Dataset excerpts

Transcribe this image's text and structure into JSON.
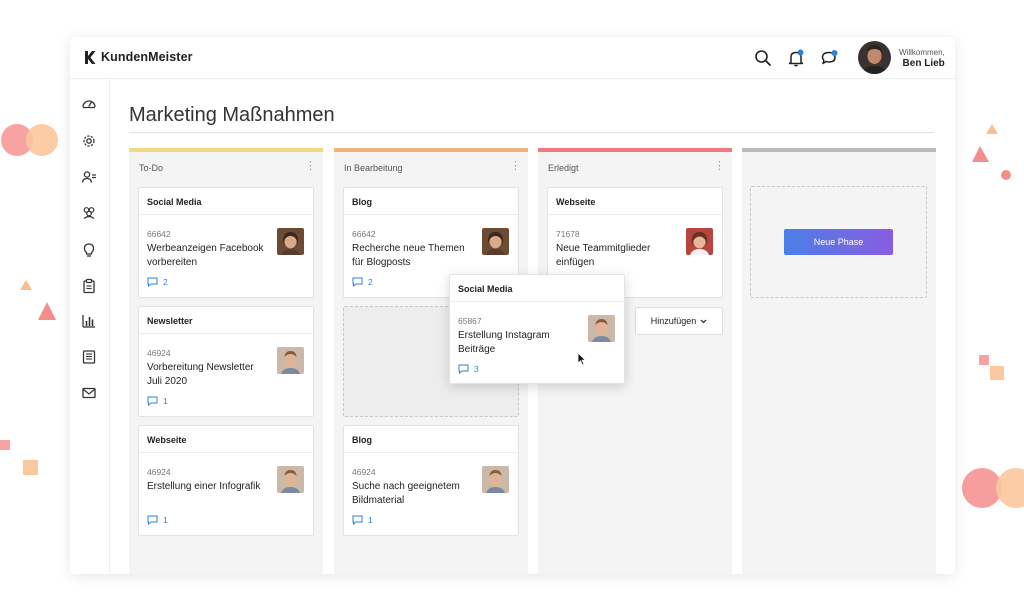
{
  "app": {
    "logo_text": "KundenMeister",
    "welcome_label": "Willkommen,",
    "user_name": "Ben Lieb"
  },
  "topbar": {
    "icons": [
      "search-icon",
      "bell-icon",
      "chat-icon"
    ],
    "notification_color": "#2e7fd9"
  },
  "sidebar": {
    "icons": [
      "dashboard-icon",
      "gear-icon",
      "user-list-icon",
      "group-icon",
      "lightbulb-icon",
      "clipboard-icon",
      "bar-chart-icon",
      "document-list-icon",
      "mail-icon"
    ]
  },
  "page": {
    "title": "Marketing Maßnahmen"
  },
  "columns": [
    {
      "title": "To-Do",
      "color": "#f1d983",
      "cards": [
        {
          "category": "Social Media",
          "id": "66642",
          "text": "Werbeanzeigen Facebook vorbereiten",
          "comments": "2"
        },
        {
          "category": "Newsletter",
          "id": "46924",
          "text": "Vorbereitung Newsletter Juli 2020",
          "comments": "1"
        },
        {
          "category": "Webseite",
          "id": "46924",
          "text": "Erstellung einer Infografik",
          "comments": "1"
        }
      ]
    },
    {
      "title": "In Bearbeitung",
      "color": "#f3b27a",
      "cards": [
        {
          "category": "Blog",
          "id": "66642",
          "text": "Recherche neue Themen für Blogposts",
          "comments": "2"
        },
        {
          "category": "Blog",
          "id": "46924",
          "text": "Suche nach geeignetem Bildmaterial",
          "comments": "1"
        }
      ]
    },
    {
      "title": "Erledigt",
      "color": "#ee7a83",
      "cards": [
        {
          "category": "Webseite",
          "id": "71678",
          "text": "Neue Teammitglieder einfügen",
          "comments": ""
        }
      ],
      "add_label": "Hinzufügen"
    },
    {
      "title": "",
      "color": "#b9babd",
      "new_phase_label": "Neue Phase"
    }
  ],
  "dragging_card": {
    "category": "Social Media",
    "id": "65867",
    "text": "Erstellung Instagram Beiträge",
    "comments": "3"
  }
}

OBJECTIVE: Transcribe every entry word for word, but skip the pictures.

TASK SOLUTION:
Transcribe this image's text and structure into JSON.
{
  "app": {
    "logo_text": "KundenMeister",
    "welcome_label": "Willkommen,",
    "user_name": "Ben Lieb"
  },
  "topbar": {
    "icons": [
      "search-icon",
      "bell-icon",
      "chat-icon"
    ],
    "notification_color": "#2e7fd9"
  },
  "sidebar": {
    "icons": [
      "dashboard-icon",
      "gear-icon",
      "user-list-icon",
      "group-icon",
      "lightbulb-icon",
      "clipboard-icon",
      "bar-chart-icon",
      "document-list-icon",
      "mail-icon"
    ]
  },
  "page": {
    "title": "Marketing Maßnahmen"
  },
  "columns": [
    {
      "title": "To-Do",
      "color": "#f1d983",
      "cards": [
        {
          "category": "Social Media",
          "id": "66642",
          "text": "Werbeanzeigen Facebook vorbereiten",
          "comments": "2"
        },
        {
          "category": "Newsletter",
          "id": "46924",
          "text": "Vorbereitung Newsletter Juli 2020",
          "comments": "1"
        },
        {
          "category": "Webseite",
          "id": "46924",
          "text": "Erstellung einer Infografik",
          "comments": "1"
        }
      ]
    },
    {
      "title": "In Bearbeitung",
      "color": "#f3b27a",
      "cards": [
        {
          "category": "Blog",
          "id": "66642",
          "text": "Recherche neue Themen für Blogposts",
          "comments": "2"
        },
        {
          "category": "Blog",
          "id": "46924",
          "text": "Suche nach geeignetem Bildmaterial",
          "comments": "1"
        }
      ]
    },
    {
      "title": "Erledigt",
      "color": "#ee7a83",
      "cards": [
        {
          "category": "Webseite",
          "id": "71678",
          "text": "Neue Teammitglieder einfügen",
          "comments": ""
        }
      ],
      "add_label": "Hinzufügen"
    },
    {
      "title": "",
      "color": "#b9babd",
      "new_phase_label": "Neue Phase"
    }
  ],
  "dragging_card": {
    "category": "Social Media",
    "id": "65867",
    "text": "Erstellung Instagram Beiträge",
    "comments": "3"
  }
}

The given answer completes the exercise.